SELECTION:

I didn’t have a job yet but I had WiFi, hope and a CV I edited so many times it started to feel like fiction.
My visa was only for three months. A quiet countdown that followed me everywhere. Every morning I woke up, I didn’t just think about what I would do, I thought about how much time I had left to figure it out.
So I applied everywhere.
Online, in person, on company websites, job portals- even roles I wasn’t fully qualified for. At some point, it stopped being about the perfect job and became about any job that would say yes.
Every day, I stepped into Dubai looking like I had somewhere important to be. Well dressed, confident, moving with purpose.
But the truth? I was just moving between interviews, metro stations, and rejection emails.
Coming from Eldoret, I wasn’t prepared for a city like this. A place where even bus stops have air conditioning. Where buildings shine like they’re competing with each other. Where everything and everyone looks expensive.
Even the pigeons looked like they had direction.
Interviews became part of my routine.
I would sit across from someone speaking fast, confident English sometimes mixed with accents I had never heard before. I understood maybe 60% of what was said. The rest, I covered with nods, smiles and confidence I didn’t actually feel.
“Do you have UAE experience?”
That question followed me everywhere.
It didn’t matter what I had done before. Without UAE experience, it felt like I was starting from zero.
And every time I answered, I could hear it in my own voice I wasn’t just explaining my experience, I was trying to prove I deserved a chance. I met HR managers from everywhere, India, Lebanon, the Philippines, the UK etc. Some were kind, some were impatient, some looked at my CV like it was a puzzle missing pieces.

EXTRACTED DATA:
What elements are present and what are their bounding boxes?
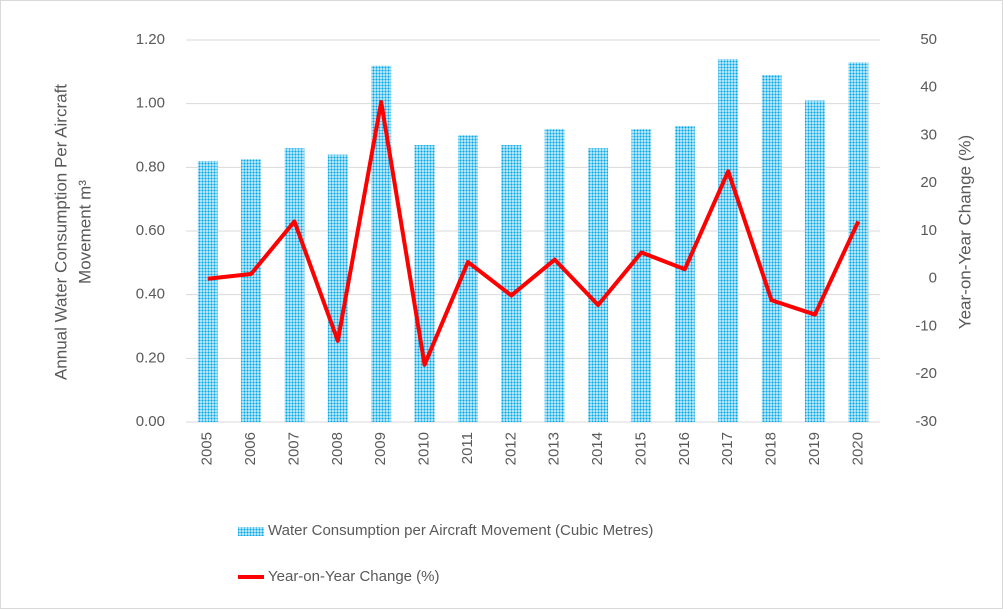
...
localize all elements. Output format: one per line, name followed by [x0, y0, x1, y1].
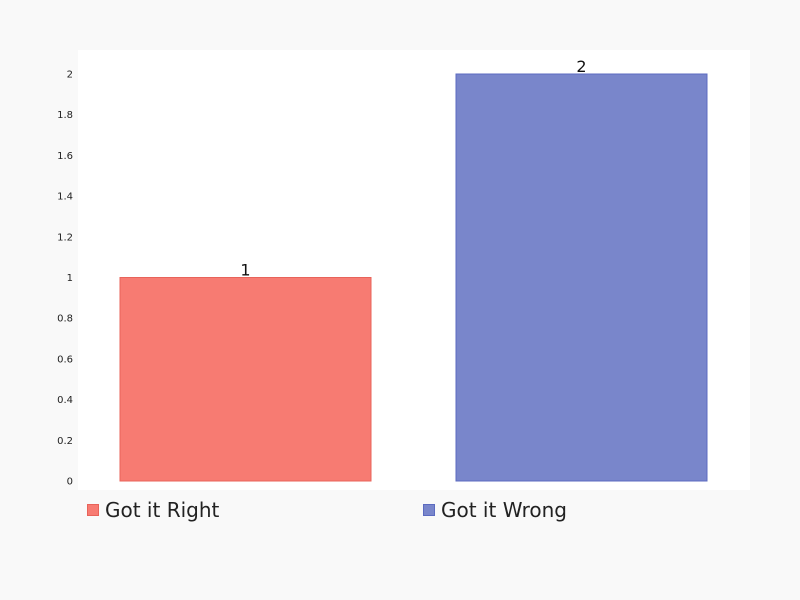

SET EXERCISE A: According to the account of job hunting in Dubai, how long was the writer's visa valid?
SET EXERCISE B: Copy the passage of the Dubai job-hunting account word for word, from "Coming from Eldoret, I" up to and including "starting from zero.".
SET EXERCISE C: Continue the account of job hunting in Dubai, starting after its last sentence.

EXPECTED OUTPUT A: Three months.

EXPECTED OUTPUT B:
Coming from Eldoret, I wasn’t prepared for a city like this. A place where even bus stops have air conditioning. Where buildings shine like they’re competing with each other. Where everything and everyone looks expensive.
Even the pigeons looked like they had direction.
Interviews became part of my routine.
I would sit across from someone speaking fast, confident English sometimes mixed with accents I had never heard before. I understood maybe 60% of what was said. The rest, I covered with nods, smiles and confidence I didn’t actually feel.
“Do you have UAE experience?”
That question followed me everywhere.
It didn’t matter what I had done before. Without UAE experience, it felt like I was starting from zero.

EXPECTED OUTPUT C:
One interview still stays with me.
The interviewer asked me a question I didn’t fully understand.
I paused for a second.
Then I smiled and answered something completely different.
She smiled back.
We both acted like it made sense.
That was Dubai. Confidence first, clarity later.
But confidence has limits.
Because the truth is, there were moments I didn’t feel confident at all.
Sometimes it felt like I was just kali wali. Like I was a tourist walking into offices, pretending I belonged in spaces that weren’t ready for me yet.
That feeling can wear you down.
You start comparing yourself to people who seem more prepared, more experienced, more settled. You start questioning your decisions. You wonder if you came too early, or if you’re just not enough.
And then, one day, I stopped searching.
Not because I gave up but because I needed to breathe.
Instead of chasing interviews, I started exploring the city I had been too stressed to even see. I walked through places without thinking about rejection emails. I let myself exist in Dubai without trying to prove anything.
For the first time, I experienced the city without pressure.Then at night, I would go back to my tiny, expensive bedspace a reminder that this wasn’t a vacation and the clock was still ticking.
But something had shifted.
That break didn’t delay me it reset me.
Because job hunting in a new country isn’t just about qualifications.
It’s about resilience.
It’s about showing up even when you’re unsure.
It’s about standing in rooms where you don’t understand everything and still believing you belong there.
I didn’t have it all figured out.
But I wasn’t the same person who arrived either.
And that was a start.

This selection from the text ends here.